TASK REQUIREMENTS: Recast every line of the entries below as a Markdown table with columns "Row" and "Line". Omit blank lines and the pictures.

::: SUPPLIED RECORDS

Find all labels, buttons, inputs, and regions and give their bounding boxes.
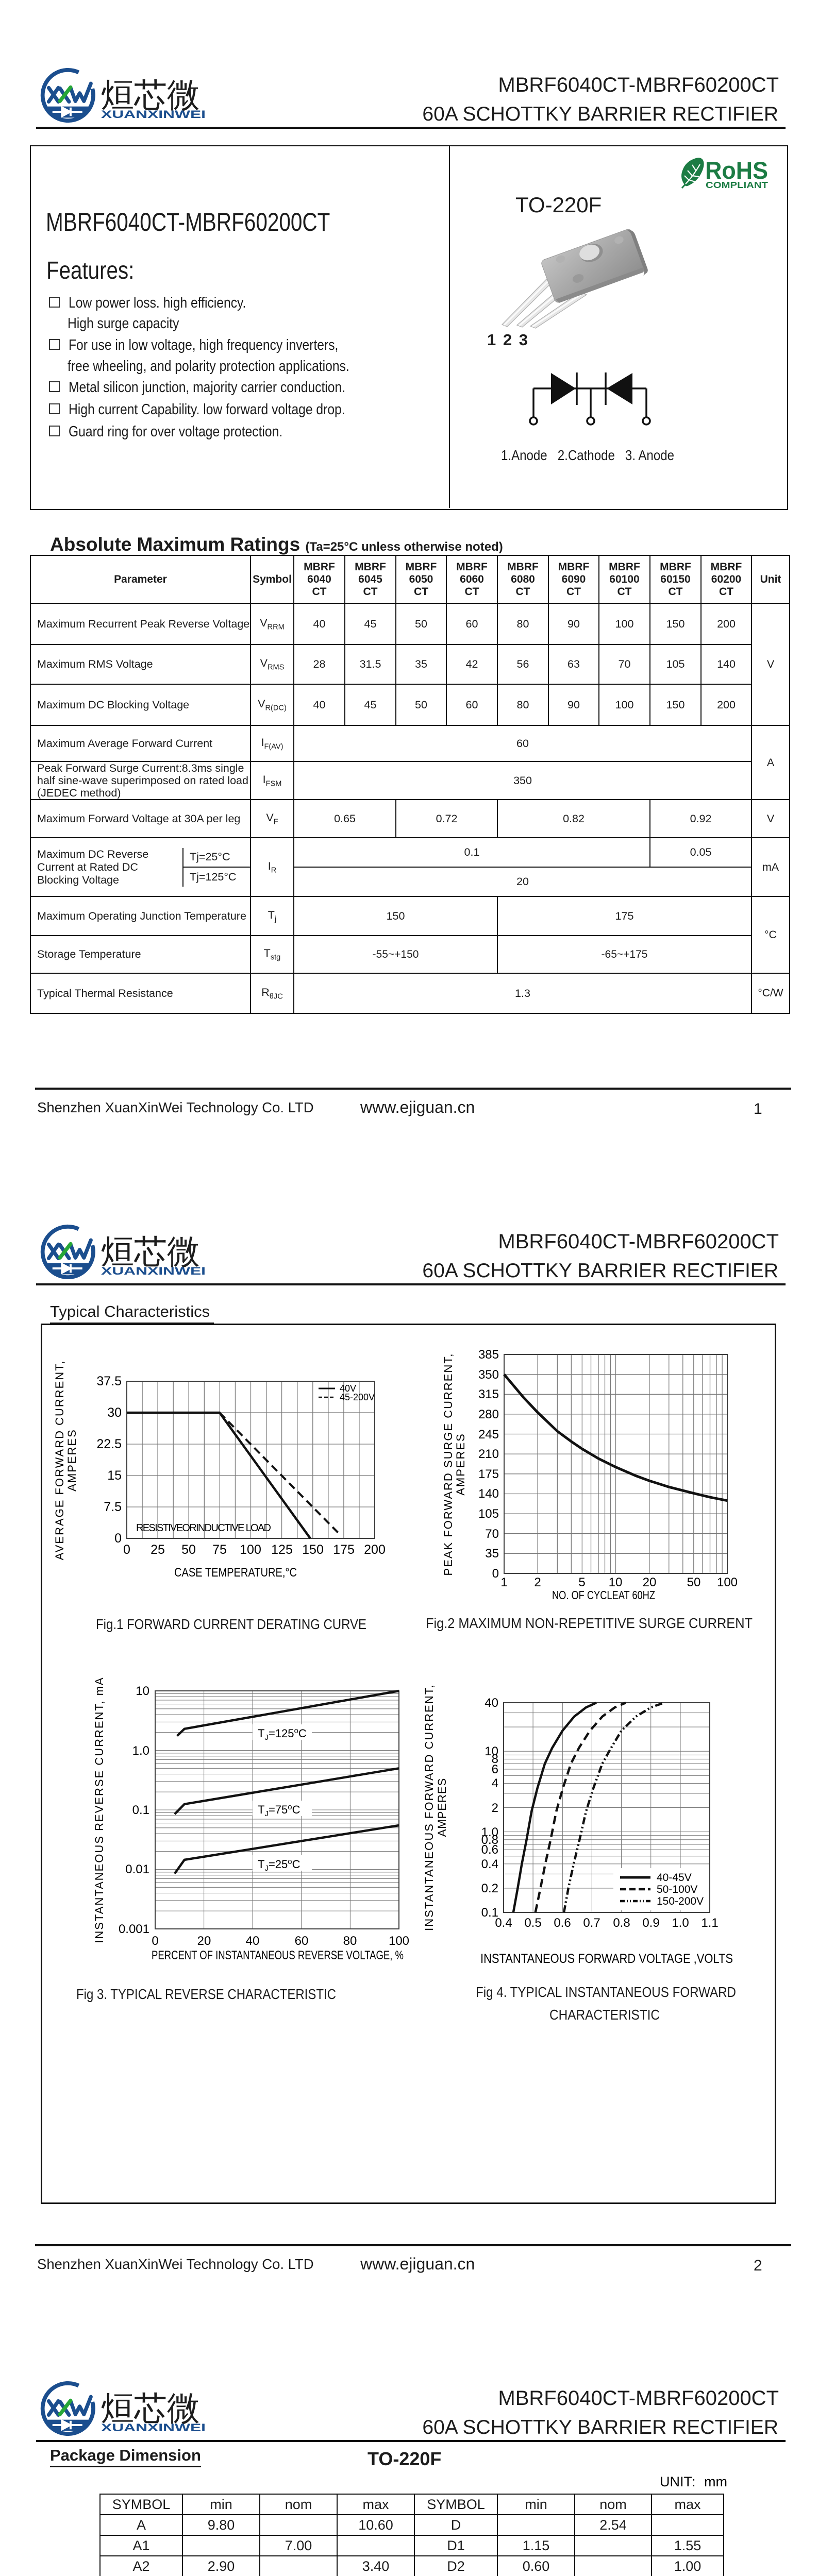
svg-text:40: 40 — [485, 1696, 498, 1710]
svg-text:15: 15 — [107, 1468, 122, 1483]
svg-text:2: 2 — [534, 1575, 541, 1589]
svg-text:100: 100 — [389, 1934, 409, 1948]
svg-text:0.9: 0.9 — [642, 1916, 659, 1930]
svg-text:NO. OF CYCLEAT 60HZ: NO. OF CYCLEAT 60HZ — [552, 1588, 655, 1602]
svg-text:XUANXINWEI: XUANXINWEI — [101, 2421, 206, 2434]
svg-text:6: 6 — [492, 1762, 498, 1776]
svg-text:PERCENT OF INSTANTANEOUS REVER: PERCENT OF INSTANTANEOUS REVERSE VOLTAGE… — [152, 1948, 404, 1962]
svg-text:50: 50 — [181, 1543, 196, 1557]
svg-text:80: 80 — [343, 1934, 357, 1948]
svg-text:0.01: 0.01 — [125, 1862, 149, 1876]
svg-text:1.Anode 2.Cathode 3. Anode: 1.Anode 2.Cathode 3. Anode — [501, 447, 674, 463]
svg-text:Fig.1 FORWARD CURRENT DERATING: Fig.1 FORWARD CURRENT DERATING CURVE — [96, 1616, 366, 1632]
svg-text:1: 1 — [500, 1575, 507, 1589]
svg-text:45-200V: 45-200V — [340, 1392, 375, 1402]
svg-text:0.001: 0.001 — [119, 1922, 149, 1936]
svg-text:RoHS: RoHS — [705, 157, 768, 184]
svg-text:140: 140 — [478, 1487, 499, 1501]
svg-text:20: 20 — [643, 1575, 657, 1589]
svg-text:175: 175 — [333, 1543, 355, 1557]
svg-text:INSTANTANEOUS FORWARD VOLTAG: INSTANTANEOUS FORWARD VOLTAGE ,VOLTS — [480, 1952, 733, 1966]
svg-text::: : — [692, 2474, 696, 2489]
svg-text:105: 105 — [478, 1507, 499, 1521]
svg-text:AVERAGE FORWARD CURRENT,: AVERAGE FORWARD CURRENT, — [53, 1360, 66, 1561]
svg-text:280: 280 — [478, 1408, 499, 1421]
svg-text:0: 0 — [492, 1567, 499, 1581]
svg-text:XUANXINWEI: XUANXINWEI — [101, 108, 206, 121]
svg-text:RESISTIVEORINDUCTIVE LOAD: RESISTIVEORINDUCTIVE LOAD — [136, 1522, 271, 1534]
svg-text:AMPERES: AMPERES — [436, 1778, 448, 1837]
svg-text:1.0: 1.0 — [672, 1916, 689, 1930]
svg-text:8: 8 — [492, 1752, 498, 1766]
svg-text:7.5: 7.5 — [104, 1500, 122, 1514]
svg-text:0.8: 0.8 — [613, 1916, 630, 1930]
svg-text:50: 50 — [687, 1575, 701, 1589]
svg-text:UNIT: UNIT — [660, 2474, 692, 2489]
svg-text:60: 60 — [295, 1934, 309, 1948]
svg-text:210: 210 — [478, 1447, 499, 1461]
svg-text:50-100V: 50-100V — [657, 1884, 697, 1895]
svg-text:1.0: 1.0 — [132, 1744, 149, 1758]
svg-text:0.7: 0.7 — [583, 1916, 600, 1930]
svg-text:100: 100 — [240, 1543, 261, 1557]
svg-text:AMPERES: AMPERES — [65, 1429, 78, 1492]
svg-text:22.5: 22.5 — [96, 1437, 122, 1451]
svg-text:COMPLIANT: COMPLIANT — [706, 180, 768, 190]
svg-text:0: 0 — [123, 1543, 130, 1557]
svg-text:0.4: 0.4 — [481, 1857, 498, 1871]
svg-text:40: 40 — [246, 1934, 260, 1948]
svg-text:315: 315 — [478, 1387, 499, 1401]
svg-text:INSTANTANEOUS REVERSE CURREN: INSTANTANEOUS REVERSE CURRENT, mA — [93, 1676, 106, 1943]
svg-text:0.6: 0.6 — [481, 1843, 498, 1857]
svg-text:CHARACTERISTIC: CHARACTERISTIC — [549, 2007, 660, 2023]
svg-text:70: 70 — [485, 1527, 499, 1541]
svg-text:0.4: 0.4 — [495, 1916, 512, 1930]
svg-text:5: 5 — [578, 1575, 585, 1589]
svg-text:0.2: 0.2 — [481, 1882, 498, 1895]
svg-text:200: 200 — [364, 1543, 386, 1557]
svg-text:1.1: 1.1 — [701, 1916, 718, 1930]
svg-text:37.5: 37.5 — [96, 1374, 122, 1388]
svg-text:10: 10 — [136, 1684, 149, 1698]
svg-text:XUANXINWEI: XUANXINWEI — [101, 1265, 206, 1277]
svg-text:2: 2 — [492, 1801, 498, 1815]
svg-text:mm: mm — [704, 2474, 727, 2489]
svg-text:0.1: 0.1 — [132, 1803, 149, 1817]
svg-text:0.8: 0.8 — [481, 1833, 498, 1847]
svg-text:75: 75 — [212, 1543, 227, 1557]
svg-text:Fig 4. TYPICAL INSTANTANEOUS F: Fig 4. TYPICAL INSTANTANEOUS FORWARD — [476, 1984, 736, 2000]
svg-text:175: 175 — [478, 1467, 499, 1481]
svg-text:PEAK FORWARD SURGE CURRENT,: PEAK FORWARD SURGE CURRENT, — [442, 1353, 455, 1576]
svg-text:125: 125 — [271, 1543, 293, 1557]
svg-text:INSTANTANEOUS FORWARD CURREN: INSTANTANEOUS FORWARD CURRENT, — [423, 1684, 436, 1931]
svg-text:150: 150 — [302, 1543, 324, 1557]
svg-text:245: 245 — [478, 1428, 499, 1442]
svg-text:0.1: 0.1 — [481, 1906, 498, 1920]
svg-text:AMPERES: AMPERES — [454, 1433, 467, 1496]
svg-text:0: 0 — [114, 1531, 122, 1546]
svg-text:CASE TEMPERATURE,°C: CASE TEMPERATURE,°C — [174, 1566, 297, 1580]
svg-text:20: 20 — [197, 1934, 211, 1948]
svg-text:4: 4 — [492, 1776, 498, 1790]
svg-text:1.0: 1.0 — [481, 1825, 498, 1839]
svg-text:35: 35 — [485, 1547, 499, 1561]
svg-text:100: 100 — [717, 1575, 738, 1589]
svg-text:350: 350 — [478, 1368, 499, 1382]
svg-text:10: 10 — [485, 1744, 498, 1758]
svg-text:385: 385 — [478, 1348, 499, 1362]
svg-text:10: 10 — [609, 1575, 623, 1589]
svg-text:25: 25 — [151, 1543, 165, 1557]
svg-text:Fig 3. TYPICAL REVERSE CHARACT: Fig 3. TYPICAL REVERSE CHARACTERISTIC — [76, 1986, 336, 2002]
svg-text:40-45V: 40-45V — [657, 1872, 692, 1884]
svg-text:150-200V: 150-200V — [657, 1895, 704, 1907]
svg-text:Fig.2 MAXIMUM NON-REPETITIVE S: Fig.2 MAXIMUM NON-REPETITIVE SURGE CURRE… — [426, 1615, 753, 1631]
svg-text:30: 30 — [107, 1405, 122, 1420]
svg-text:0: 0 — [152, 1934, 158, 1948]
svg-text:0.5: 0.5 — [524, 1916, 541, 1930]
svg-text:0.6: 0.6 — [554, 1916, 571, 1930]
svg-text:40V: 40V — [340, 1383, 356, 1394]
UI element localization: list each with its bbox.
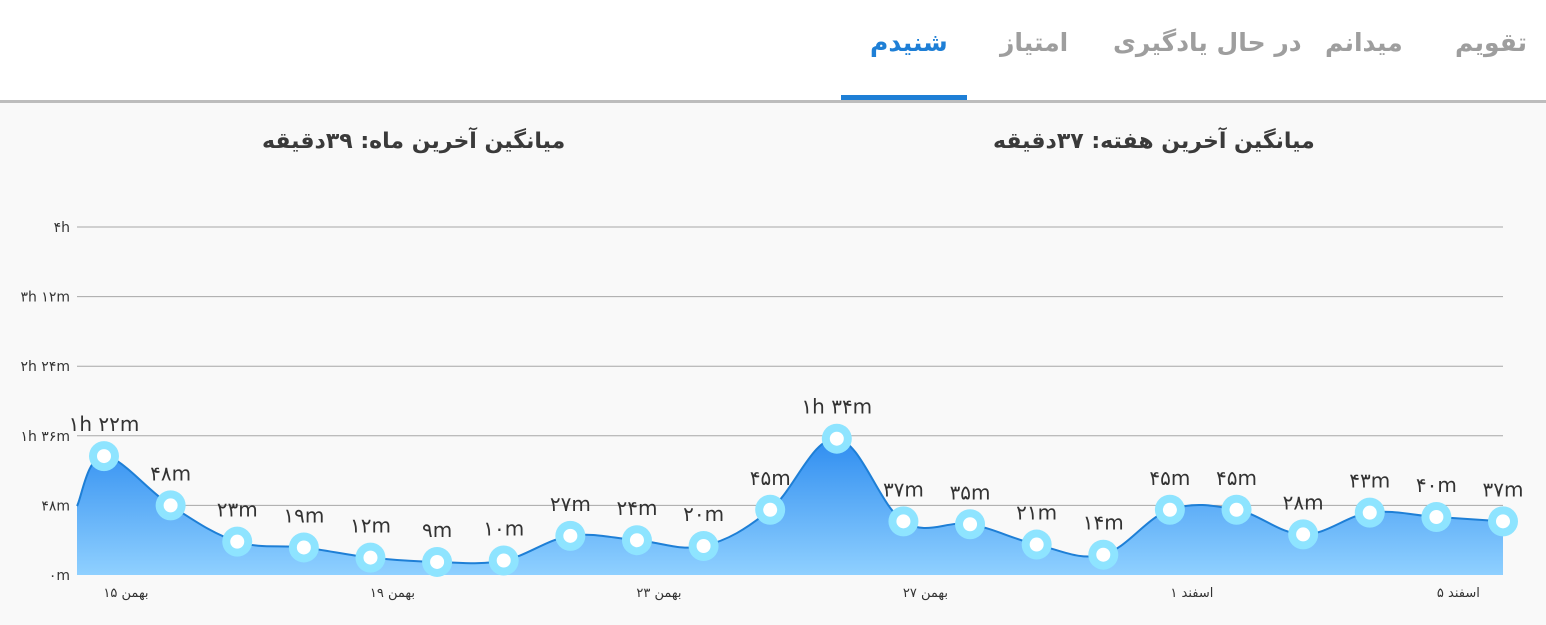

::::::

SOLVED EXERCISE:
| Row | Line |
|---|---|
| 1 | Find all labels, buttons, inputs, and regions and give their bounding boxes. |
| 2 | svg-text:40: 40 — [485, 1696, 498, 1710] |
| 3 | svg-text:15: 15 — [107, 1468, 122, 1483] |
| 4 | svg-text:2: 2 — [534, 1575, 541, 1589] |
| 5 | svg-text:100: 100 — [389, 1934, 409, 1948] |
| 6 | svg-text:0.9: 0.9 — [642, 1916, 659, 1930] |
| 7 | svg-text:NO. OF CYCLEAT 60HZ: NO. OF CYCLEAT 60HZ — [552, 1588, 655, 1602] |
| 8 | svg-text:XUANXINWEI: XUANXINWEI — [101, 2421, 206, 2434] |
| 9 | svg-text:6: 6 — [492, 1762, 498, 1776] |
| 10 | svg-text:PERCENT OF INSTANTANEOUS REVER: PERCENT OF INSTANTANEOUS REVERSE VOLTAGE… — [152, 1948, 404, 1962] |
| 11 | svg-text:50: 50 — [181, 1543, 196, 1557] |
| 12 | svg-text:80: 80 — [343, 1934, 357, 1948] |
| 13 | svg-text:0.01: 0.01 — [125, 1862, 149, 1876] |
| 14 | svg-text:1.Anode 2.Cathode 3. Anode: 1.Anode 2.Cathode 3. Anode — [501, 447, 674, 463] |
| 15 | svg-text:Fig.1 FORWARD CURRENT DERATING: Fig.1 FORWARD CURRENT DERATING CURVE — [96, 1616, 366, 1632] |
| 16 | svg-text:1: 1 — [500, 1575, 507, 1589] |
| 17 | svg-text:45-200V: 45-200V — [340, 1392, 375, 1402] |
| 18 | svg-text:0.001: 0.001 — [119, 1922, 149, 1936] |
| 19 | svg-text:RoHS: RoHS — [705, 157, 768, 184] |
| 20 | svg-text:140: 140 — [478, 1487, 499, 1501] |
| 21 | svg-text:20: 20 — [643, 1575, 657, 1589] |
| 22 | svg-text:175: 175 — [333, 1543, 355, 1557] |
| 23 | svg-text:INSTANTANEOUS FORWARD VOLTAG: INSTANTANEOUS FORWARD VOLTAGE ,VOLTS — [480, 1952, 733, 1966] |
| 24 | svg-text::: : — [692, 2474, 696, 2489] |
| 25 | svg-text:105: 105 — [478, 1507, 499, 1521] |
| 26 | svg-text:AVERAGE FORWARD CURRENT,: AVERAGE FORWARD CURRENT, — [53, 1360, 66, 1561] |
| 27 | svg-text:280: 280 — [478, 1408, 499, 1421] |
| 28 | svg-text:0: 0 — [492, 1567, 499, 1581] |
| 29 | svg-text:XUANXINWEI: XUANXINWEI — [101, 108, 206, 121] |
| 30 | svg-text:RESISTIVEORINDUCTIVE LOAD: RESISTIVEORINDUCTIVE LOAD — [136, 1522, 271, 1534] |
| 31 | svg-text:AMPERES: AMPERES — [436, 1778, 448, 1837] |
| 32 | svg-text:1.0: 1.0 — [672, 1916, 689, 1930] |
| 33 | svg-text:8: 8 — [492, 1752, 498, 1766] |
| 34 | svg-text:7.5: 7.5 — [104, 1500, 122, 1514] |
| 35 | svg-text:0.8: 0.8 — [613, 1916, 630, 1930] |
| 36 | svg-text:50: 50 — [687, 1575, 701, 1589] |
| 37 | svg-text:UNIT: UNIT — [660, 2474, 692, 2489] |
| 38 | svg-text:60: 60 — [295, 1934, 309, 1948] |
| 39 | svg-text:210: 210 — [478, 1447, 499, 1461] |
| 40 | svg-text:50-100V: 50-100V — [657, 1884, 697, 1895] |
| 41 | svg-text:1.0: 1.0 — [132, 1744, 149, 1758] |
| 42 | svg-text:0.7: 0.7 — [583, 1916, 600, 1930] |
| 43 | svg-text:100: 100 — [240, 1543, 261, 1557] |
| 44 | svg-text:AMPERES: AMPERES — [65, 1429, 78, 1492] |
| 45 | svg-text:22.5: 22.5 — [96, 1437, 122, 1451] |
| 46 | svg-text:COMPLIANT: COMPLIANT — [706, 180, 768, 190] |
| 47 | svg-text:0: 0 — [123, 1543, 130, 1557] |
| 48 | svg-text:0.4: 0.4 — [481, 1857, 498, 1871] |
| 49 | svg-text:40: 40 — [246, 1934, 260, 1948] |
| 50 | svg-text:315: 315 — [478, 1387, 499, 1401] |
| 51 | svg-text:INSTANTANEOUS REVERSE CURREN: INSTANTANEOUS REVERSE CURRENT, mA — [93, 1676, 106, 1943] |
| 52 | svg-text:0.6: 0.6 — [481, 1843, 498, 1857] |
| 53 | svg-text:CHARACTERISTIC: CHARACTERISTIC — [549, 2007, 660, 2023] |
| 54 | svg-text:70: 70 — [485, 1527, 499, 1541] |
| 55 | svg-text:0.4: 0.4 — [495, 1916, 512, 1930] |
| 56 | svg-text:5: 5 — [578, 1575, 585, 1589] |
| 57 | svg-text:0.2: 0.2 — [481, 1882, 498, 1895] |
| 58 | svg-text:200: 200 — [364, 1543, 386, 1557] |
| 59 | svg-text:1.1: 1.1 — [701, 1916, 718, 1930] |
| 60 | svg-text:37.5: 37.5 — [96, 1374, 122, 1388] |
| 61 | svg-text:10: 10 — [136, 1684, 149, 1698] |
| 62 | svg-text:XUANXINWEI: XUANXINWEI — [101, 1265, 206, 1277] |
| 63 | svg-text:2: 2 — [492, 1801, 498, 1815] |
| 64 | svg-text:mm: mm — [704, 2474, 727, 2489] |
| 65 | svg-text:0.1: 0.1 — [132, 1803, 149, 1817] |
| 66 | svg-text:0.8: 0.8 — [481, 1833, 498, 1847] |
| 67 | svg-text:75: 75 — [212, 1543, 227, 1557] |
| 68 | svg-text:Fig 4. TYPICAL INSTANTANEOUS F: Fig 4. TYPICAL INSTANTANEOUS FORWARD — [476, 1984, 736, 2000] |
| 69 | svg-text:175: 175 — [478, 1467, 499, 1481] |
| 70 | svg-text:PEAK FORWARD SURGE CURRENT,: PEAK FORWARD SURGE CURRENT, — [442, 1353, 455, 1576] |
| 71 | svg-text:125: 125 — [271, 1543, 293, 1557] |
| 72 | svg-text:INSTANTANEOUS FORWARD CURREN: INSTANTANEOUS FORWARD CURRENT, — [423, 1684, 436, 1931] |
| 73 | svg-text:150: 150 — [302, 1543, 324, 1557] |
| 74 | svg-text:245: 245 — [478, 1428, 499, 1442] |
| 75 | svg-text:0.1: 0.1 — [481, 1906, 498, 1920] |
| 76 | svg-text:AMPERES: AMPERES — [454, 1433, 467, 1496] |
| 77 | svg-text:0: 0 — [114, 1531, 122, 1546] |
| 78 | svg-text:CASE TEMPERATURE,°C: CASE TEMPERATURE,°C — [174, 1566, 297, 1580] |
| 79 | svg-text:20: 20 — [197, 1934, 211, 1948] |
| 80 | svg-text:4: 4 — [492, 1776, 498, 1790] |
| 81 | svg-text:1.0: 1.0 — [481, 1825, 498, 1839] |
| 82 | svg-text:35: 35 — [485, 1547, 499, 1561] |
| 83 | svg-text:100: 100 — [717, 1575, 738, 1589] |
| 84 | svg-text:350: 350 — [478, 1368, 499, 1382] |
| 85 | svg-text:10: 10 — [485, 1744, 498, 1758] |
| 86 | svg-text:385: 385 — [478, 1348, 499, 1362] |
| 87 | svg-text:10: 10 — [609, 1575, 623, 1589] |
| 88 | svg-text:25: 25 — [151, 1543, 165, 1557] |
| 89 | svg-text:Fig 3. TYPICAL REVERSE CHARACT: Fig 3. TYPICAL REVERSE CHARACTERISTIC — [76, 1986, 336, 2002] |
| 90 | svg-text:40-45V: 40-45V — [657, 1872, 692, 1884] |
| 91 | svg-text:150-200V: 150-200V — [657, 1895, 704, 1907] |
| 92 | svg-text:Fig.2 MAXIMUM NON-REPETITIVE S: Fig.2 MAXIMUM NON-REPETITIVE SURGE CURRE… — [426, 1615, 753, 1631] |
| 93 | svg-text:30: 30 — [107, 1405, 122, 1420] |
| 94 | svg-text:0: 0 — [152, 1934, 158, 1948] |
| 95 | svg-text:0.5: 0.5 — [524, 1916, 541, 1930] |
| 96 | svg-text:0.6: 0.6 — [554, 1916, 571, 1930] |
| 97 | svg-text:40V: 40V — [340, 1383, 356, 1394] |
| 98 | UI element localization: list each with its bbox. |